▶ ITEMS:
◆ ◆ ◆ ◆ ◆ ◆ ◆

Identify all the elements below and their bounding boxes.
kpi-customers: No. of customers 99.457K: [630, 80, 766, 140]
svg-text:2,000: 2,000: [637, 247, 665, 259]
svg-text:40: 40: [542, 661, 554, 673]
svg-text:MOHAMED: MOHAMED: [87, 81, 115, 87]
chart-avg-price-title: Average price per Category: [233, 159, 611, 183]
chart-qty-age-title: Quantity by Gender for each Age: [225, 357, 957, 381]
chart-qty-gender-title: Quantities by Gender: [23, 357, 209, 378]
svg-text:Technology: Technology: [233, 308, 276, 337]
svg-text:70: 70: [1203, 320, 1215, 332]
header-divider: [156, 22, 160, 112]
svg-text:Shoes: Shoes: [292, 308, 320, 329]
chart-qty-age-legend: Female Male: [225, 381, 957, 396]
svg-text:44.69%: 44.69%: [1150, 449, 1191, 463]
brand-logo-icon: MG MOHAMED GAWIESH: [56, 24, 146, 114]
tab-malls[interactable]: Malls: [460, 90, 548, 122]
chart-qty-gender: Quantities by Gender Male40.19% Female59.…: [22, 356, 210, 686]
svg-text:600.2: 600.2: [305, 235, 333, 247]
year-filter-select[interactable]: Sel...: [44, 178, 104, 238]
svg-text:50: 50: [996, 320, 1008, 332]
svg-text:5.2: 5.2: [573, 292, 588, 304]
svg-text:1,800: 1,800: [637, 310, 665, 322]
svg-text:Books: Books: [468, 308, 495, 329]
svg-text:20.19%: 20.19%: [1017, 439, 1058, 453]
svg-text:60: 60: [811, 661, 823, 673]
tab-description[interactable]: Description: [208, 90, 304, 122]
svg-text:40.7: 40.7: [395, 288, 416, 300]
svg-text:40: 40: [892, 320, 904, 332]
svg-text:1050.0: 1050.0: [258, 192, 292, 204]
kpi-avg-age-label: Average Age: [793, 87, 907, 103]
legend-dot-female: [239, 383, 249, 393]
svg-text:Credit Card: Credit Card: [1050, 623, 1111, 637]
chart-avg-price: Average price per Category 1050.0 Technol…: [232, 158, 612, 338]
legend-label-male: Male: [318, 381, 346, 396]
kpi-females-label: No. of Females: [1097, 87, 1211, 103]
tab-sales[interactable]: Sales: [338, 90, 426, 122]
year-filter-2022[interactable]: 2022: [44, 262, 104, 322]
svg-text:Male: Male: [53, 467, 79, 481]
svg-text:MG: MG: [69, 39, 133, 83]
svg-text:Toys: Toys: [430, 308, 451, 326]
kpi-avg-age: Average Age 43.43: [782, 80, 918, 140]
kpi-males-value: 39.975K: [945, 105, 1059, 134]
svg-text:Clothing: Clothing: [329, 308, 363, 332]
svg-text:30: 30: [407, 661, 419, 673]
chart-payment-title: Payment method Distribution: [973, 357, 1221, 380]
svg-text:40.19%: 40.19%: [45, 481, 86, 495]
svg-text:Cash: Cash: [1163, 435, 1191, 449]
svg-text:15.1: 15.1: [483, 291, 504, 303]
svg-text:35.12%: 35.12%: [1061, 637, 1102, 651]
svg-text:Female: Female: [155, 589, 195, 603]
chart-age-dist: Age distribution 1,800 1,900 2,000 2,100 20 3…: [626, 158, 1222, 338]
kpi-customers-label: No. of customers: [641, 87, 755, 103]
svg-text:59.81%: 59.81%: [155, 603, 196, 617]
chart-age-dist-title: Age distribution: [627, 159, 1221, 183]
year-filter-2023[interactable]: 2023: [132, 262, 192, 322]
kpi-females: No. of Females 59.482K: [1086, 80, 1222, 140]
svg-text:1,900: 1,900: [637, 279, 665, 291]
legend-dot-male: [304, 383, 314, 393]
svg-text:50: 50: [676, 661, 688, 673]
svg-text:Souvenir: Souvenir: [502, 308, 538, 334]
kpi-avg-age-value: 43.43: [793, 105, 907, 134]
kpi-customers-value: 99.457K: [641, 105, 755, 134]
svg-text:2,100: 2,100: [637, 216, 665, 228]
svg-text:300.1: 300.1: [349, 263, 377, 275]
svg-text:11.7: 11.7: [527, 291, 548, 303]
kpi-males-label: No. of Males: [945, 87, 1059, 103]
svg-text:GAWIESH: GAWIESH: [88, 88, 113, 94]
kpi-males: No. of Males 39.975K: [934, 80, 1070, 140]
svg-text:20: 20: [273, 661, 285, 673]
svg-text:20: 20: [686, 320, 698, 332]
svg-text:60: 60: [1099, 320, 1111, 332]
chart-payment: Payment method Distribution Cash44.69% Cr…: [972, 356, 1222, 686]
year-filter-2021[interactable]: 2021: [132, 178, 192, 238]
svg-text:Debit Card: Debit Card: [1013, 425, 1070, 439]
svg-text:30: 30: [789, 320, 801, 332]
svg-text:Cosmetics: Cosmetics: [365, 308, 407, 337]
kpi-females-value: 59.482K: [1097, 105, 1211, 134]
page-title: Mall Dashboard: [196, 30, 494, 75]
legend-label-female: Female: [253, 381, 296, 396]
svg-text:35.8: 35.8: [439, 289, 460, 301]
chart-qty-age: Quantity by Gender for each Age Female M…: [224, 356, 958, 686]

◆ ◆ ◆ ◆ ◆ ◆ ◆

▶ EXERCISE DESCRIPTION:
Can you edit the records above so that every "Payment method" reads "Payment type" and everything else stays unchanged?

▶ TASK RESULT:
Identify all the elements below and their bounding boxes.
kpi-customers: No. of customers 99.457K: [630, 80, 766, 140]
svg-text:2,000: 2,000: [637, 247, 665, 259]
svg-text:40: 40: [542, 661, 554, 673]
svg-text:MOHAMED: MOHAMED: [87, 81, 115, 87]
chart-avg-price-title: Average price per Category: [233, 159, 611, 183]
chart-qty-age-title: Quantity by Gender for each Age: [225, 357, 957, 381]
chart-qty-gender-title: Quantities by Gender: [23, 357, 209, 378]
svg-text:Technology: Technology: [233, 308, 276, 337]
svg-text:70: 70: [1203, 320, 1215, 332]
header-divider: [156, 22, 160, 112]
svg-text:Shoes: Shoes: [292, 308, 320, 329]
chart-qty-age-legend: Female Male: [225, 381, 957, 396]
svg-text:44.69%: 44.69%: [1150, 449, 1191, 463]
brand-logo-icon: MG MOHAMED GAWIESH: [56, 24, 146, 114]
tab-malls[interactable]: Malls: [460, 90, 548, 122]
chart-qty-gender: Quantities by Gender Male40.19% Female59.…: [22, 356, 210, 686]
svg-text:600.2: 600.2: [305, 235, 333, 247]
year-filter-select[interactable]: Sel...: [44, 178, 104, 238]
svg-text:50: 50: [996, 320, 1008, 332]
svg-text:5.2: 5.2: [573, 292, 588, 304]
svg-text:1,800: 1,800: [637, 310, 665, 322]
svg-text:Books: Books: [468, 308, 495, 329]
svg-text:20.19%: 20.19%: [1017, 439, 1058, 453]
svg-text:60: 60: [811, 661, 823, 673]
tab-description[interactable]: Description: [208, 90, 304, 122]
svg-text:40.7: 40.7: [395, 288, 416, 300]
svg-text:40: 40: [892, 320, 904, 332]
svg-text:1050.0: 1050.0: [258, 192, 292, 204]
kpi-avg-age-label: Average Age: [793, 87, 907, 103]
legend-dot-female: [239, 383, 249, 393]
svg-text:Credit Card: Credit Card: [1050, 623, 1111, 637]
chart-avg-price: Average price per Category 1050.0 Technol…: [232, 158, 612, 338]
legend-label-male: Male: [318, 381, 346, 396]
kpi-females-label: No. of Females: [1097, 87, 1211, 103]
tab-sales[interactable]: Sales: [338, 90, 426, 122]
year-filter-2022[interactable]: 2022: [44, 262, 104, 322]
svg-text:Male: Male: [53, 467, 79, 481]
svg-text:MG: MG: [69, 39, 133, 83]
svg-text:Toys: Toys: [430, 308, 451, 326]
kpi-avg-age: Average Age 43.43: [782, 80, 918, 140]
kpi-males-value: 39.975K: [945, 105, 1059, 134]
svg-text:Clothing: Clothing: [329, 308, 363, 332]
svg-text:30: 30: [407, 661, 419, 673]
chart-payment-title: Payment type Distribution: [973, 357, 1221, 380]
svg-text:40.19%: 40.19%: [45, 481, 86, 495]
svg-text:Cash: Cash: [1163, 435, 1191, 449]
svg-text:15.1: 15.1: [483, 291, 504, 303]
svg-text:35.12%: 35.12%: [1061, 637, 1102, 651]
svg-text:Female: Female: [155, 589, 195, 603]
chart-age-dist: Age distribution 1,800 1,900 2,000 2,100 20 3…: [626, 158, 1222, 338]
kpi-customers-label: No. of customers: [641, 87, 755, 103]
svg-text:59.81%: 59.81%: [155, 603, 196, 617]
chart-age-dist-title: Age distribution: [627, 159, 1221, 183]
year-filter-2023[interactable]: 2023: [132, 262, 192, 322]
kpi-females: No. of Females 59.482K: [1086, 80, 1222, 140]
svg-text:1,900: 1,900: [637, 279, 665, 291]
legend-dot-male: [304, 383, 314, 393]
svg-text:50: 50: [676, 661, 688, 673]
svg-text:Souvenir: Souvenir: [502, 308, 538, 334]
kpi-avg-age-value: 43.43: [793, 105, 907, 134]
kpi-customers-value: 99.457K: [641, 105, 755, 134]
svg-text:2,100: 2,100: [637, 216, 665, 228]
svg-text:300.1: 300.1: [349, 263, 377, 275]
svg-text:11.7: 11.7: [527, 291, 548, 303]
kpi-males-label: No. of Males: [945, 87, 1059, 103]
svg-text:GAWIESH: GAWIESH: [88, 88, 113, 94]
kpi-males: No. of Males 39.975K: [934, 80, 1070, 140]
svg-text:20: 20: [273, 661, 285, 673]
svg-text:20: 20: [686, 320, 698, 332]
svg-text:60: 60: [1099, 320, 1111, 332]
chart-payment: Payment type Distribution Cash44.69% Cr…: [972, 356, 1222, 686]
year-filter-2021[interactable]: 2021: [132, 178, 192, 238]
svg-text:Debit Card: Debit Card: [1013, 425, 1070, 439]
svg-text:30: 30: [789, 320, 801, 332]
svg-text:Cosmetics: Cosmetics: [365, 308, 407, 337]
kpi-females-value: 59.482K: [1097, 105, 1211, 134]
page-title: Mall Dashboard: [196, 30, 494, 75]
legend-label-female: Female: [253, 381, 296, 396]
svg-text:35.8: 35.8: [439, 289, 460, 301]
chart-qty-age: Quantity by Gender for each Age Female M…: [224, 356, 958, 686]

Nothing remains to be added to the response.